- _REQUIRED TASKS_
[1] According to the Ignite monitoring article, what web application does Apache Ignite provide to manage and monitor the cluster?
[2] List every quality that the Ignite monitoring article attributes to Grafana in its final sentence.
[3] Print the portion of the Ignite monitoring article starting with "Grafana is an open" and going on through "and it looks beautiful.".

- _EXCERPT PROVIDED_
↓↓↓

This week The apache Ignite book becomes one of the top books of leanpub

This week The apache Ignite book becomes one of the top books of leanpub.


Monitoring Apache Ignite Cluster With Grafana (Part 1)

Apache Ignite is built on JVM and not a set-it-and-forget-it system. So, like other distributed systems, it requires monitoring for acting on time. However, Apache Ignite provides a web application named Ignite Web Console to manage and monitor the cluster, but it's not enough for system monitoring. You can also use JConsole/VisualVM for monitoring an individual Ignite node and a small number of Ignite nodes. Monitoring an Ignite cluster over 5 nodes by VisualVM or JConsole is unrealistic and time-consuming. Also, JMX does not provide any historical data. So, it is not recommended for production environments. Nowadays, there are a lot of tools available for system monitoring. The most famous of them are:
In this article, we cover the Grafana for monitoring Ignite clusters and provide step-by-step instructions to install and configure the entire stack technology.
Grafana is an open source graphical tool dedicated to query, visualize, and alert all your metrics. It brings your metrics together and lets you create graphs and dashboards based on data from various sources. Also, you can use Grafana to display data from different monitoring systems like Zabbix. It is lightweight, easy to install, easy to configure, and it looks beautiful.

↑↑↑

- _EXTRACTED DATA_

↓↓↓

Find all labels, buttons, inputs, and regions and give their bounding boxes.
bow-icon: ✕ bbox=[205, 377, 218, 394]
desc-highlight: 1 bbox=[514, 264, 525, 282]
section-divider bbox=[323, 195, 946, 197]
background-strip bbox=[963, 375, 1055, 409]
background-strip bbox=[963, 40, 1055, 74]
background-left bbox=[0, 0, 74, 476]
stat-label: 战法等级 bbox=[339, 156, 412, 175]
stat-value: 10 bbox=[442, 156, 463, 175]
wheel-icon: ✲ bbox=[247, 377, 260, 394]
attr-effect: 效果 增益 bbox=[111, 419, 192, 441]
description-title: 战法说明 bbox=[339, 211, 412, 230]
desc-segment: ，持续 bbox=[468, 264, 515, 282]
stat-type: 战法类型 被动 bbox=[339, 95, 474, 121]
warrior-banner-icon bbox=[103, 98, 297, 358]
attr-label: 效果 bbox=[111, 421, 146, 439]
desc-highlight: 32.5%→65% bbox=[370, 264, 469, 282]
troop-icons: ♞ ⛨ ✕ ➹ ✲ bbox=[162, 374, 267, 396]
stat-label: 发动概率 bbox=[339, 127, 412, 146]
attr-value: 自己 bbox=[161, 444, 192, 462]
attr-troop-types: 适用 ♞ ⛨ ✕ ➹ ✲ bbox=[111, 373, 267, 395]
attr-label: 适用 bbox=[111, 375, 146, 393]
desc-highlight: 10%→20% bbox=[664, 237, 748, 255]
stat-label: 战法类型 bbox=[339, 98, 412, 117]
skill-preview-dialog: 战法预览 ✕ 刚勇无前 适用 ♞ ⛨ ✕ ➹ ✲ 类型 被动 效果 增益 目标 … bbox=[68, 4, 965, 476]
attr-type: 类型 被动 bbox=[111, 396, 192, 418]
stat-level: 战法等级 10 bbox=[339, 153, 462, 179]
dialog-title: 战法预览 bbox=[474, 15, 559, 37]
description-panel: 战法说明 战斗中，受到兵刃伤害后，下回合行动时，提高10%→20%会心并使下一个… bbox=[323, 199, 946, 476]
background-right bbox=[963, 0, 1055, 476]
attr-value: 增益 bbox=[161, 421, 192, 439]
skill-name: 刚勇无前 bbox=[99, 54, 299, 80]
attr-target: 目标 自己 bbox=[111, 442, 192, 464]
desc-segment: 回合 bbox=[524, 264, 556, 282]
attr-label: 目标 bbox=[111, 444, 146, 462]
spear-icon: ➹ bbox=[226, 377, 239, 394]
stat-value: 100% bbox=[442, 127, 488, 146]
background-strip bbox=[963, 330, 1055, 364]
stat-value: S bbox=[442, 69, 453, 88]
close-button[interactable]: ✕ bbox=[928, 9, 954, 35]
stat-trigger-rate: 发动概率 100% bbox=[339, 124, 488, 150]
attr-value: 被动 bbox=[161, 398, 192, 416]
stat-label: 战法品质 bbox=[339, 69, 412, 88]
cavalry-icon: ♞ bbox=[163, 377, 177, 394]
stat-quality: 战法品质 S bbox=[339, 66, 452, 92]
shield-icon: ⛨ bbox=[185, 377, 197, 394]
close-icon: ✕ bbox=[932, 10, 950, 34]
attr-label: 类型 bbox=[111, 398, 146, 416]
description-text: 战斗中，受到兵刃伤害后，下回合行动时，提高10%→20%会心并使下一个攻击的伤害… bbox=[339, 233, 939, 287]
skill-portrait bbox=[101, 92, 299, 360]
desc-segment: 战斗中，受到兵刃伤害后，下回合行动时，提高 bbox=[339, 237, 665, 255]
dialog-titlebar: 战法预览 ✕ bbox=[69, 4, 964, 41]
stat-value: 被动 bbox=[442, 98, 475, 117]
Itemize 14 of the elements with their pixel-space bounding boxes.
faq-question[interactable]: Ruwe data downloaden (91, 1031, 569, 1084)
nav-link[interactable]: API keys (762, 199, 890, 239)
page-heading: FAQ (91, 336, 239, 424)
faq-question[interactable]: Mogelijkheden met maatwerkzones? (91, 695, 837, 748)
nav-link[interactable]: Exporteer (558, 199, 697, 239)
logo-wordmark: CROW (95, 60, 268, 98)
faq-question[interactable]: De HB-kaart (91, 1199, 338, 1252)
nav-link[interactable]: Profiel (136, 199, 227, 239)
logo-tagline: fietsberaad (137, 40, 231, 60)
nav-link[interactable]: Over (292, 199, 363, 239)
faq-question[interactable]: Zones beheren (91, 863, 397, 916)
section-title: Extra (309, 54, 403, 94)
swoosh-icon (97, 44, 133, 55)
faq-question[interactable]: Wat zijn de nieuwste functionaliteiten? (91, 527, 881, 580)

↑↑↑

- _THE SOLUTIONS_
[1] Ignite Web Console

[2]
- Lightweight
- Easy to install
- Easy to configure
- Looks beautiful

[3]
Grafana is an open source graphical tool dedicated to query, visualize, and alert all your metrics. It brings your metrics together and lets you create graphs and dashboards based on data from various sources. Also, you can use Grafana to display data from different monitoring systems like Zabbix. It is lightweight, easy to install, easy to configure, and it looks beautiful.